-- What to do --
Transcribe the lines below exactly, beginning with the line that holds "What data populates" and ending with the final line, both included. Pictures are to be left out.

-- Data entries --
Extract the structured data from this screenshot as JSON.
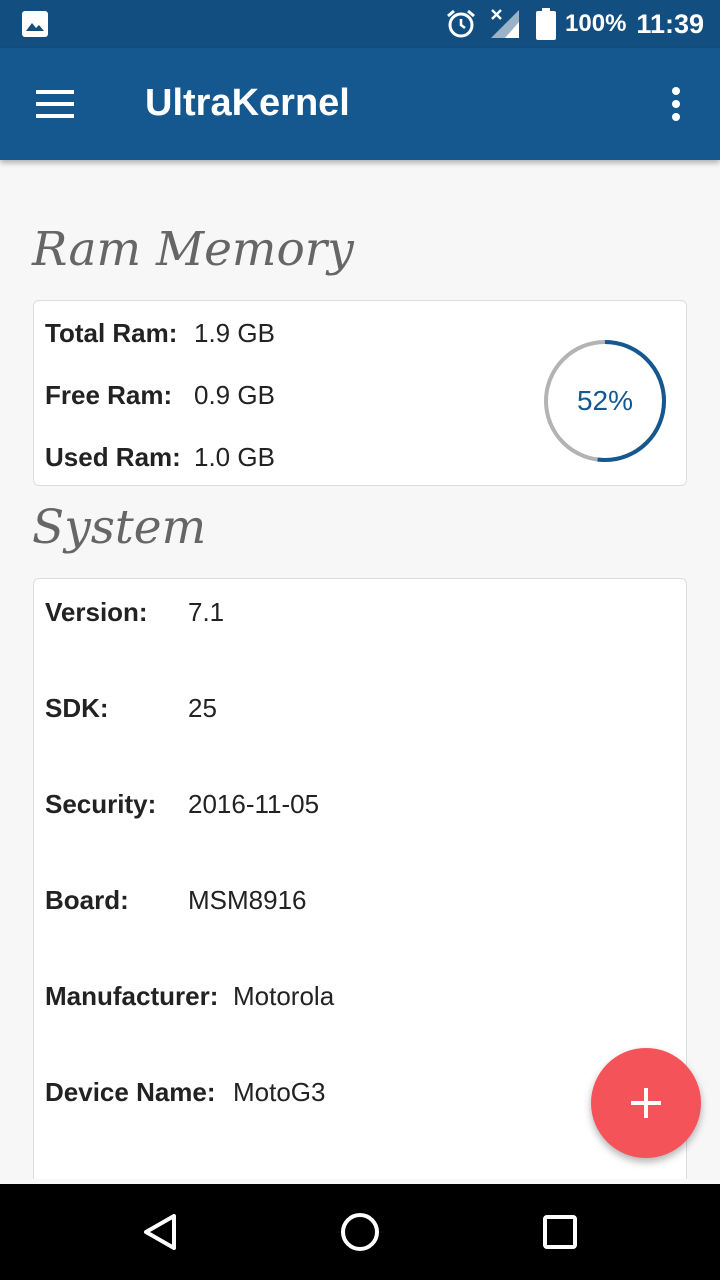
{
  "status_bar": {
    "battery_percent": "100%",
    "time": "11:39",
    "icons": [
      "image-icon",
      "alarm-icon",
      "signal-icon",
      "battery-icon"
    ]
  },
  "app_bar": {
    "title": "UltraKernel",
    "icons": [
      "menu-icon",
      "more-vert-icon"
    ]
  },
  "ram": {
    "heading": "Ram Memory",
    "rows": [
      {
        "label": "Total Ram:",
        "value": "1.9 GB"
      },
      {
        "label": "Free Ram:",
        "value": "0.9 GB"
      },
      {
        "label": "Used Ram:",
        "value": "1.0 GB"
      }
    ],
    "usage_text": "52%",
    "usage_fraction": 0.52
  },
  "system": {
    "heading": "System",
    "rows": [
      {
        "label": "Version:",
        "value": "7.1"
      },
      {
        "label": "SDK:",
        "value": "25"
      },
      {
        "label": "Security:",
        "value": "2016-11-05"
      },
      {
        "label": "Board:",
        "value": "MSM8916"
      },
      {
        "label": "Manufacturer:",
        "value": "Motorola"
      },
      {
        "label": "Device Name:",
        "value": "MotoG3"
      }
    ]
  },
  "fab": {
    "icon": "plus-icon"
  },
  "nav_bar": {
    "icons": [
      "back-icon",
      "home-icon",
      "recents-icon"
    ]
  },
  "colors": {
    "primary": "#15578f",
    "status_bar": "#124e80",
    "accent": "#f4535a",
    "gauge_track": "#b3b3b3"
  }
}
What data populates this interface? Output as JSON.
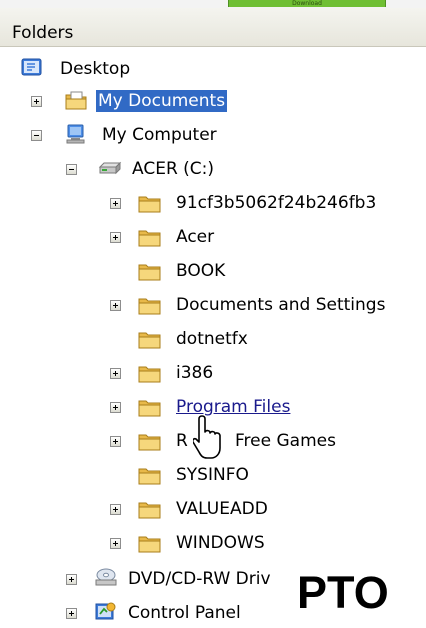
{
  "top_strip": {
    "button_label": "Download"
  },
  "panel": {
    "title": "Folders"
  },
  "tree": {
    "desktop": "Desktop",
    "my_documents": "My Documents",
    "my_computer": "My Computer",
    "drive_c": "ACER (C:)",
    "folders": [
      "91cf3b5062f24b246fb3",
      "Acer",
      "BOOK",
      "Documents and Settings",
      "dotnetfx",
      "i386",
      "Program Files",
      "R",
      "Free Games",
      "SYSINFO",
      "VALUEADD",
      "WINDOWS"
    ],
    "dvd_drive": "DVD/CD-RW Driv",
    "control_panel": "Control Panel"
  },
  "overlay": {
    "pto": "PTO"
  },
  "colors": {
    "selection": "#316ac5",
    "folder": "#f2cf6b",
    "download_button": "#6fbf33"
  }
}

-- Expected output --
What data populates this interface? Output as JSON.
{
  "top_strip": {
    "button_label": "Download"
  },
  "panel": {
    "title": "Folders"
  },
  "tree": {
    "desktop": "Desktop",
    "my_documents": "My Documents",
    "my_computer": "My Computer",
    "drive_c": "ACER (C:)",
    "folders": [
      "91cf3b5062f24b246fb3",
      "Acer",
      "BOOK",
      "Documents and Settings",
      "dotnetfx",
      "i386",
      "Program Files",
      "R",
      "Free Games",
      "SYSINFO",
      "VALUEADD",
      "WINDOWS"
    ],
    "dvd_drive": "DVD/CD-RW Driv",
    "control_panel": "Control Panel"
  },
  "overlay": {
    "pto": "PTO"
  },
  "colors": {
    "selection": "#316ac5",
    "folder": "#f2cf6b",
    "download_button": "#6fbf33"
  }
}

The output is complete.